What is required: Below is a listing to transcribe in full and exactly; keep the pictures out.
--- --- ---
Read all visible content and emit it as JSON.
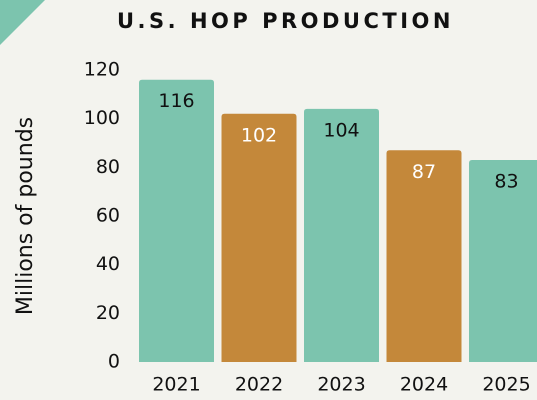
{
  "chart_data": {
    "type": "bar",
    "title": "U.S. HOP PRODUCTION",
    "y_label": "Millions of pounds",
    "categories": [
      "2021",
      "2022",
      "2023",
      "2024",
      "2025"
    ],
    "values": [
      116,
      102,
      104,
      87,
      83
    ],
    "colors": [
      "#7cc4ae",
      "#c4883a",
      "#7cc4ae",
      "#c4883a",
      "#7cc4ae"
    ],
    "label_colors": [
      "#111111",
      "#ffffff",
      "#111111",
      "#ffffff",
      "#111111"
    ],
    "ylim": [
      0,
      120
    ],
    "yticks": [
      0,
      20,
      40,
      60,
      80,
      100,
      120
    ],
    "grid": false
  }
}
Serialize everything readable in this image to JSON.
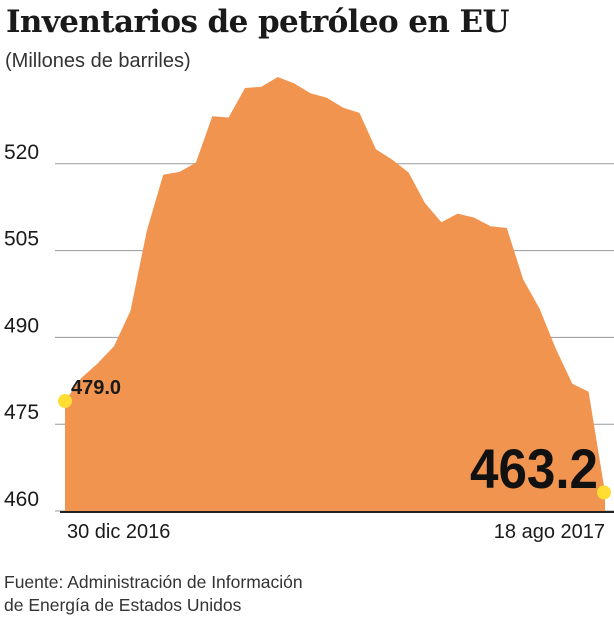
--- --- ---
Result of the task:
Read all visible content and emit it as JSON.
{
  "chart_data": {
    "type": "bar",
    "title": "U.S. HOP PRODUCTION",
    "y_label": "Millions of pounds",
    "categories": [
      "2021",
      "2022",
      "2023",
      "2024",
      "2025"
    ],
    "values": [
      116,
      102,
      104,
      87,
      83
    ],
    "colors": [
      "#7cc4ae",
      "#c4883a",
      "#7cc4ae",
      "#c4883a",
      "#7cc4ae"
    ],
    "label_colors": [
      "#111111",
      "#ffffff",
      "#111111",
      "#ffffff",
      "#111111"
    ],
    "ylim": [
      0,
      120
    ],
    "yticks": [
      0,
      20,
      40,
      60,
      80,
      100,
      120
    ],
    "grid": false
  }
}
Serialize everything readable in this image to JSON.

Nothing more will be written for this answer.